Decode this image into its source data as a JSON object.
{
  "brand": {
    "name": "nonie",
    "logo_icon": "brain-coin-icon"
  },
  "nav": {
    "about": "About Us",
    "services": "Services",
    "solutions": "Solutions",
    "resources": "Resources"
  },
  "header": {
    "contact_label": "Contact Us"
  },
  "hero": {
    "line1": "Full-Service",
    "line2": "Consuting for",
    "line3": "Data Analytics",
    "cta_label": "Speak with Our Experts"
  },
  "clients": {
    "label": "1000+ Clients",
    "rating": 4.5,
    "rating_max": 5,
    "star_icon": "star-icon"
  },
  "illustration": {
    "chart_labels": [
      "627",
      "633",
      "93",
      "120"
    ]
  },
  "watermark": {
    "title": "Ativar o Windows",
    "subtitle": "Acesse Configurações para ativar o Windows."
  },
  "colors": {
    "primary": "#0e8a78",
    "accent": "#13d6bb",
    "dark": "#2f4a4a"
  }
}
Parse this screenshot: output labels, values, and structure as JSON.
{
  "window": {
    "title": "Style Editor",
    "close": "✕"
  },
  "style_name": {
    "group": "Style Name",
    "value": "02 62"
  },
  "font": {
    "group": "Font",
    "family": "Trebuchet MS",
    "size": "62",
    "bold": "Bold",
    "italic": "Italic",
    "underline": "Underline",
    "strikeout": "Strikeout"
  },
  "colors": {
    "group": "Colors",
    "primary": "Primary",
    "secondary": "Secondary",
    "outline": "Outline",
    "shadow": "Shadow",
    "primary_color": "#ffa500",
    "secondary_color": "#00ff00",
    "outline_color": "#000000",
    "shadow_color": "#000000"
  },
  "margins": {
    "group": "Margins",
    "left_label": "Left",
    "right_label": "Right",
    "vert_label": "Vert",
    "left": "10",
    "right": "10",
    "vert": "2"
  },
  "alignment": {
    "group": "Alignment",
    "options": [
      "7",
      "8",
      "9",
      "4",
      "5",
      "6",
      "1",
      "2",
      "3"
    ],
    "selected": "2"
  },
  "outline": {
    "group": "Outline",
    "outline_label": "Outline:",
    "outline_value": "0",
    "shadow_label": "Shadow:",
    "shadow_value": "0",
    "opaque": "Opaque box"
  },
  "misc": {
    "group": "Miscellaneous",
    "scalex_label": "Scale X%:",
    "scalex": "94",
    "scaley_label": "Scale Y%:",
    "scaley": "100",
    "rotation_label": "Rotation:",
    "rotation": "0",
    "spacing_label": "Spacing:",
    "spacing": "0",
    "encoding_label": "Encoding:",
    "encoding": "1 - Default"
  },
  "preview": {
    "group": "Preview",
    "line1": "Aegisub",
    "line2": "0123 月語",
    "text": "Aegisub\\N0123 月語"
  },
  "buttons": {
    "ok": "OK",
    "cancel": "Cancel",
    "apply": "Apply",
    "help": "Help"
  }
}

* * *

- **Task description**: Every line that holds the word "this" should be extracted.

- **Final result**:
Decode this image into its source data as a JSON object.
Parse this screenshot: output labels, values, and structure as JSON.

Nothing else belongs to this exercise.